◆ Exercise goal:
In the listing that follows, how many lines contain the string "обряд"? Provide only the number.

◇ ◇ ◇ ◇

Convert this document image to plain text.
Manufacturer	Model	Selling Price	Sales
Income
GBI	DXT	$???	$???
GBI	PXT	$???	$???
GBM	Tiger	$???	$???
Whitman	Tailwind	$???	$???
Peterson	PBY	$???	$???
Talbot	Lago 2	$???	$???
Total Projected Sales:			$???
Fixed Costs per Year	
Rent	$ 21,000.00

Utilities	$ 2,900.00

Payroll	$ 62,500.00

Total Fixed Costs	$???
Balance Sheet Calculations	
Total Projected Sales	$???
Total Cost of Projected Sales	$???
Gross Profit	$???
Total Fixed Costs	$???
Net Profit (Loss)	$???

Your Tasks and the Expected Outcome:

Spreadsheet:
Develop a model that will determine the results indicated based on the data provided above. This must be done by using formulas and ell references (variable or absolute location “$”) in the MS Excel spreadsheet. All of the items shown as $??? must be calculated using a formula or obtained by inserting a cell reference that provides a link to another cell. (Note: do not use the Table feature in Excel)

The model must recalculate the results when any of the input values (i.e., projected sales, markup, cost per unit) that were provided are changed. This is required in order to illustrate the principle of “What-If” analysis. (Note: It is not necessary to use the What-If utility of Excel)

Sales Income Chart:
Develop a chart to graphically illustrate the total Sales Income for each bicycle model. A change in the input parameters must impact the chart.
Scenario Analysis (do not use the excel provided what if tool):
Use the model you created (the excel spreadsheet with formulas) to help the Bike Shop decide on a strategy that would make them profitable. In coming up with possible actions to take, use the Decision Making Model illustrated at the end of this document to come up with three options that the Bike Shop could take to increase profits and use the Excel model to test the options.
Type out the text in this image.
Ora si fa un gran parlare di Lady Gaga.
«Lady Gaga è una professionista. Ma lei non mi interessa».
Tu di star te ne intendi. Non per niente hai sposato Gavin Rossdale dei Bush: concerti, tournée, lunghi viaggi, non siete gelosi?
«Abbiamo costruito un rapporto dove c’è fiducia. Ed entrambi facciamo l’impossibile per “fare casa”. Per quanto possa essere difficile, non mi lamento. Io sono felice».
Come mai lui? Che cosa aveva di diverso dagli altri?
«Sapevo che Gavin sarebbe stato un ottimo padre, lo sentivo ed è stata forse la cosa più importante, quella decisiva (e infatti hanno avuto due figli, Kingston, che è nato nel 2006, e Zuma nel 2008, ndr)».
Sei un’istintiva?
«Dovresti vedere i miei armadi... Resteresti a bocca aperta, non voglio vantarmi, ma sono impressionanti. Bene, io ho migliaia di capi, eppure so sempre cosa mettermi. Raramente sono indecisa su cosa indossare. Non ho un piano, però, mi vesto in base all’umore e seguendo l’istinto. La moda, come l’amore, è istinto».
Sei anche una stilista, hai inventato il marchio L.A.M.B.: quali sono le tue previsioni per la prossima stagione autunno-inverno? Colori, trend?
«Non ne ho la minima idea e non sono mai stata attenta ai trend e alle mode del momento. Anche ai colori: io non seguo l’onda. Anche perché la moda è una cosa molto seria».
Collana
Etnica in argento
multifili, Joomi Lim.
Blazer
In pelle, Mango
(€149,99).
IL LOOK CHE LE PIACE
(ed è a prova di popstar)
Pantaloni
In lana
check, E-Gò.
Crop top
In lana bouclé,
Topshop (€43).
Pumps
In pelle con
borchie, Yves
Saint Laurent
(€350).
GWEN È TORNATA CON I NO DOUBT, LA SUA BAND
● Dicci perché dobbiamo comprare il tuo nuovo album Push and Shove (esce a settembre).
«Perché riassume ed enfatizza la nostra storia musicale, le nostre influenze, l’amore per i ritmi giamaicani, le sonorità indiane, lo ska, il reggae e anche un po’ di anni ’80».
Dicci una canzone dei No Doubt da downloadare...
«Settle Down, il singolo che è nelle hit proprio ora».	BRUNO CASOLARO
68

◇ ◇ ◇ ◇

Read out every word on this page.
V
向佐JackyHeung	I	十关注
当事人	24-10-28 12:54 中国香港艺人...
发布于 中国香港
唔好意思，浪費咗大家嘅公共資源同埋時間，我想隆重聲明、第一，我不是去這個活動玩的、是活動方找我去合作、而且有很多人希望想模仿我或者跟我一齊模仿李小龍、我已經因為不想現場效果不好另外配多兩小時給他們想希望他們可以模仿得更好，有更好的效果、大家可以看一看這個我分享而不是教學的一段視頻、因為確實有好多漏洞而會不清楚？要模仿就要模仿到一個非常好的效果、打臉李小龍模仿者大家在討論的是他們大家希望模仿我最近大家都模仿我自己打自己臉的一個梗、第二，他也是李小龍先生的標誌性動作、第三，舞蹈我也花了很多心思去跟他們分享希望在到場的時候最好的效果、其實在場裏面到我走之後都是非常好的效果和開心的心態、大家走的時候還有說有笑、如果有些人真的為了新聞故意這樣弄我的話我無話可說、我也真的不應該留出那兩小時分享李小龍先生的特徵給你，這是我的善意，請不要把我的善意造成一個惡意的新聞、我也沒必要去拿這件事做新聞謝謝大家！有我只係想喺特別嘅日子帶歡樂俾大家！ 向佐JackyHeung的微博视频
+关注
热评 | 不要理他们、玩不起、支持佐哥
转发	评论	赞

◇ ◇ ◇ ◇

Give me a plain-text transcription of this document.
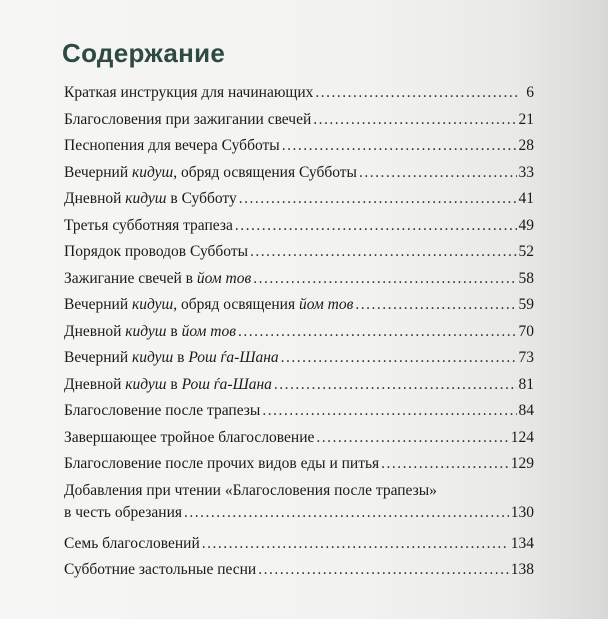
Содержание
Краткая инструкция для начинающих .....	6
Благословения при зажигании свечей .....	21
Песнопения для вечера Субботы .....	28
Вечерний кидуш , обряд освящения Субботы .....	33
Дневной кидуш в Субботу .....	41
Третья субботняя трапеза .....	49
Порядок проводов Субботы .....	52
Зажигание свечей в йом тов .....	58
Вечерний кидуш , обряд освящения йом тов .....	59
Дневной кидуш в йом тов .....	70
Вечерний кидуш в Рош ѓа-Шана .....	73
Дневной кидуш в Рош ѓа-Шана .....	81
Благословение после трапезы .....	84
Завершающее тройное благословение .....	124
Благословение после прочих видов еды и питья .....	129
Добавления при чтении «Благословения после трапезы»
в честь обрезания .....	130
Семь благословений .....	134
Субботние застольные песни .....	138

◇ ◇ ◇ ◇

◆ Exercise solution:
2